BEGIN Data extract

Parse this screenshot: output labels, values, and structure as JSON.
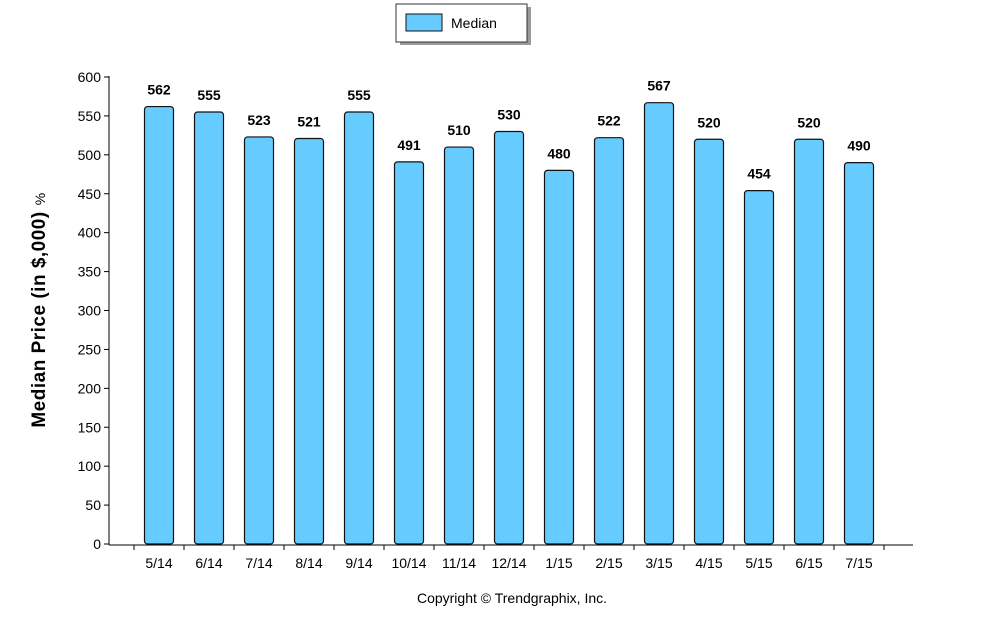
{
  "chart_data": {
    "type": "bar",
    "categories": [
      "5/14",
      "6/14",
      "7/14",
      "8/14",
      "9/14",
      "10/14",
      "11/14",
      "12/14",
      "1/15",
      "2/15",
      "3/15",
      "4/15",
      "5/15",
      "6/15",
      "7/15"
    ],
    "series": [
      {
        "name": "Median",
        "values": [
          562,
          555,
          523,
          521,
          555,
          491,
          510,
          530,
          480,
          522,
          567,
          520,
          454,
          520,
          490
        ],
        "color": "#66ccff"
      }
    ],
    "title": "",
    "xlabel": "",
    "ylabel": "Median Price (in $,000)",
    "ylabel_unit": "%",
    "ylim": [
      0,
      600
    ],
    "yticks": [
      0,
      50,
      100,
      150,
      200,
      250,
      300,
      350,
      400,
      450,
      500,
      550,
      600
    ],
    "grid": false,
    "legend_position": "top-center",
    "data_labels": true
  },
  "credit": "Copyright © Trendgraphix, Inc.",
  "colors": {
    "bar_fill": "#66ccff",
    "bar_stroke": "#111111",
    "axis": "#000000"
  }
}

END Data extract

▶ **Exercise requirements**: Determine the number of lines in these entries that contain the word "values", and write only that number.

▶ **Full response**: 2